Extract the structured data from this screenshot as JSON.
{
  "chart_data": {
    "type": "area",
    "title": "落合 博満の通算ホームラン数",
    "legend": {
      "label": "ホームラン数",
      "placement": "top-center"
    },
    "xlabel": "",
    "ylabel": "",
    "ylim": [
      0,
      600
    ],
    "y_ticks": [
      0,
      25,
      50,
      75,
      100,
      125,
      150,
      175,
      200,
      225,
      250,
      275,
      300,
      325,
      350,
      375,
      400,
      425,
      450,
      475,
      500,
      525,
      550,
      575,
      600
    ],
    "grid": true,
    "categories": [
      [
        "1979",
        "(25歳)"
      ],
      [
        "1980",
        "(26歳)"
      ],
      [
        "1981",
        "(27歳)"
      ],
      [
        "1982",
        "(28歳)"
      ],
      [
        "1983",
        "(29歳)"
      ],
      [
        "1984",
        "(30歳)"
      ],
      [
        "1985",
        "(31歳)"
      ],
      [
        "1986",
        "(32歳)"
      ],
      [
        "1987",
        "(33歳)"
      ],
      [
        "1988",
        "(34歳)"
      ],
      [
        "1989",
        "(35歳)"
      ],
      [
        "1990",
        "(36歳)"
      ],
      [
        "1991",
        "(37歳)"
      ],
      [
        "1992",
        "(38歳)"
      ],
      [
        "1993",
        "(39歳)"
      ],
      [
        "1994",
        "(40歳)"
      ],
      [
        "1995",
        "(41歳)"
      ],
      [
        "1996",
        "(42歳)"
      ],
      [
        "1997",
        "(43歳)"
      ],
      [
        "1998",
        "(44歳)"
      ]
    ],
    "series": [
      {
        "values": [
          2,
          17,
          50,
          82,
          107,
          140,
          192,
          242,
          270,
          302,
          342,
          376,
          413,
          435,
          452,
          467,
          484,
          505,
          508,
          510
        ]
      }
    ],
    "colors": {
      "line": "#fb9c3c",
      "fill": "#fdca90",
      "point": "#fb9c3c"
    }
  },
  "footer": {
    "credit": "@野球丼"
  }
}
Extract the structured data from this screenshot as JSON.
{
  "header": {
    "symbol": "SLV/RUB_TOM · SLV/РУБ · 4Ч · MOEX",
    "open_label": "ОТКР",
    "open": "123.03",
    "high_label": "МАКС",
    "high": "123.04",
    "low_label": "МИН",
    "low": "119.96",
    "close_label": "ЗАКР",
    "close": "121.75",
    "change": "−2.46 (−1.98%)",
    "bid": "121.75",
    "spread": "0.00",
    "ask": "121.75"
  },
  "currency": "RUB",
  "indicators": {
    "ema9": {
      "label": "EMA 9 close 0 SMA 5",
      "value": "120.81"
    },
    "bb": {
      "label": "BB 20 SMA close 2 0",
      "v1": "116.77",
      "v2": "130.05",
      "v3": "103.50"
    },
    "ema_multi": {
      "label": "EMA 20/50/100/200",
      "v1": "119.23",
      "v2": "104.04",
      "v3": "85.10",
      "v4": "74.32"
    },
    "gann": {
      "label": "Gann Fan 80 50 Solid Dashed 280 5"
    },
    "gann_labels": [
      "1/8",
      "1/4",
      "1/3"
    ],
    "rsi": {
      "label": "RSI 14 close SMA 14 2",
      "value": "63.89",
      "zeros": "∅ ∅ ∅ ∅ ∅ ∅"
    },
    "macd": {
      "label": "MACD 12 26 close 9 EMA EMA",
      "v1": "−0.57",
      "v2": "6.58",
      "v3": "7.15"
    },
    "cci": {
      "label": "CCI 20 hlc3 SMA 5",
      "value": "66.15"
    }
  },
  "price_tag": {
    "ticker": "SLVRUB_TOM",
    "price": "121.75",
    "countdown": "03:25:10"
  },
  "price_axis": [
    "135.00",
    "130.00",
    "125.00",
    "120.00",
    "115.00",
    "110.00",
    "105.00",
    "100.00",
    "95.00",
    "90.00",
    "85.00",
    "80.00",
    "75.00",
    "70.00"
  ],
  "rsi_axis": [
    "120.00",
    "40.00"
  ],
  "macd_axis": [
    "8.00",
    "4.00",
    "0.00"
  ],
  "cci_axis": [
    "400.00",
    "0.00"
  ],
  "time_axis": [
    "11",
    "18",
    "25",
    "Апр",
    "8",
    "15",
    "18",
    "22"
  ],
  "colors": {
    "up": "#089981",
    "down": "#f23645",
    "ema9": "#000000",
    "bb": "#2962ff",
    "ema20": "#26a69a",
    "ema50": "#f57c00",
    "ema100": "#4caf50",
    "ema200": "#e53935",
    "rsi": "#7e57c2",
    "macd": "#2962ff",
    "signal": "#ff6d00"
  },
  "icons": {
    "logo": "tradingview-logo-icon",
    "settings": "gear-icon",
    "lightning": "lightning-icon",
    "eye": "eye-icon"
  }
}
◆ ◆ ◆ ◆ ◆ ◆ ◆
WHAT IS ASKED —
Give the entries again in full, exactly as they are written.

EXPECTED OUTPUT —
Extract the structured data from this screenshot as JSON.
{
  "chart_data": {
    "type": "area",
    "title": "落合 博満の通算ホームラン数",
    "legend": {
      "label": "ホームラン数",
      "placement": "top-center"
    },
    "xlabel": "",
    "ylabel": "",
    "ylim": [
      0,
      600
    ],
    "y_ticks": [
      0,
      25,
      50,
      75,
      100,
      125,
      150,
      175,
      200,
      225,
      250,
      275,
      300,
      325,
      350,
      375,
      400,
      425,
      450,
      475,
      500,
      525,
      550,
      575,
      600
    ],
    "grid": true,
    "categories": [
      [
        "1979",
        "(25歳)"
      ],
      [
        "1980",
        "(26歳)"
      ],
      [
        "1981",
        "(27歳)"
      ],
      [
        "1982",
        "(28歳)"
      ],
      [
        "1983",
        "(29歳)"
      ],
      [
        "1984",
        "(30歳)"
      ],
      [
        "1985",
        "(31歳)"
      ],
      [
        "1986",
        "(32歳)"
      ],
      [
        "1987",
        "(33歳)"
      ],
      [
        "1988",
        "(34歳)"
      ],
      [
        "1989",
        "(35歳)"
      ],
      [
        "1990",
        "(36歳)"
      ],
      [
        "1991",
        "(37歳)"
      ],
      [
        "1992",
        "(38歳)"
      ],
      [
        "1993",
        "(39歳)"
      ],
      [
        "1994",
        "(40歳)"
      ],
      [
        "1995",
        "(41歳)"
      ],
      [
        "1996",
        "(42歳)"
      ],
      [
        "1997",
        "(43歳)"
      ],
      [
        "1998",
        "(44歳)"
      ]
    ],
    "series": [
      {
        "values": [
          2,
          17,
          50,
          82,
          107,
          140,
          192,
          242,
          270,
          302,
          342,
          376,
          413,
          435,
          452,
          467,
          484,
          505,
          508,
          510
        ]
      }
    ],
    "colors": {
      "line": "#fb9c3c",
      "fill": "#fdca90",
      "point": "#fb9c3c"
    }
  },
  "footer": {
    "credit": "@野球丼"
  }
}
Extract the structured data from this screenshot as JSON.
{
  "header": {
    "symbol": "SLV/RUB_TOM · SLV/РУБ · 4Ч · MOEX",
    "open_label": "ОТКР",
    "open": "123.03",
    "high_label": "МАКС",
    "high": "123.04",
    "low_label": "МИН",
    "low": "119.96",
    "close_label": "ЗАКР",
    "close": "121.75",
    "change": "−2.46 (−1.98%)",
    "bid": "121.75",
    "spread": "0.00",
    "ask": "121.75"
  },
  "currency": "RUB",
  "indicators": {
    "ema9": {
      "label": "EMA 9 close 0 SMA 5",
      "value": "120.81"
    },
    "bb": {
      "label": "BB 20 SMA close 2 0",
      "v1": "116.77",
      "v2": "130.05",
      "v3": "103.50"
    },
    "ema_multi": {
      "label": "EMA 20/50/100/200",
      "v1": "119.23",
      "v2": "104.04",
      "v3": "85.10",
      "v4": "74.32"
    },
    "gann": {
      "label": "Gann Fan 80 50 Solid Dashed 280 5"
    },
    "gann_labels": [
      "1/8",
      "1/4",
      "1/3"
    ],
    "rsi": {
      "label": "RSI 14 close SMA 14 2",
      "value": "63.89",
      "zeros": "∅ ∅ ∅ ∅ ∅ ∅"
    },
    "macd": {
      "label": "MACD 12 26 close 9 EMA EMA",
      "v1": "−0.57",
      "v2": "6.58",
      "v3": "7.15"
    },
    "cci": {
      "label": "CCI 20 hlc3 SMA 5",
      "value": "66.15"
    }
  },
  "price_tag": {
    "ticker": "SLVRUB_TOM",
    "price": "121.75",
    "countdown": "03:25:10"
  },
  "price_axis": [
    "135.00",
    "130.00",
    "125.00",
    "120.00",
    "115.00",
    "110.00",
    "105.00",
    "100.00",
    "95.00",
    "90.00",
    "85.00",
    "80.00",
    "75.00",
    "70.00"
  ],
  "rsi_axis": [
    "120.00",
    "40.00"
  ],
  "macd_axis": [
    "8.00",
    "4.00",
    "0.00"
  ],
  "cci_axis": [
    "400.00",
    "0.00"
  ],
  "time_axis": [
    "11",
    "18",
    "25",
    "Апр",
    "8",
    "15",
    "18",
    "22"
  ],
  "colors": {
    "up": "#089981",
    "down": "#f23645",
    "ema9": "#000000",
    "bb": "#2962ff",
    "ema20": "#26a69a",
    "ema50": "#f57c00",
    "ema100": "#4caf50",
    "ema200": "#e53935",
    "rsi": "#7e57c2",
    "macd": "#2962ff",
    "signal": "#ff6d00"
  },
  "icons": {
    "logo": "tradingview-logo-icon",
    "settings": "gear-icon",
    "lightning": "lightning-icon",
    "eye": "eye-icon"
  }
}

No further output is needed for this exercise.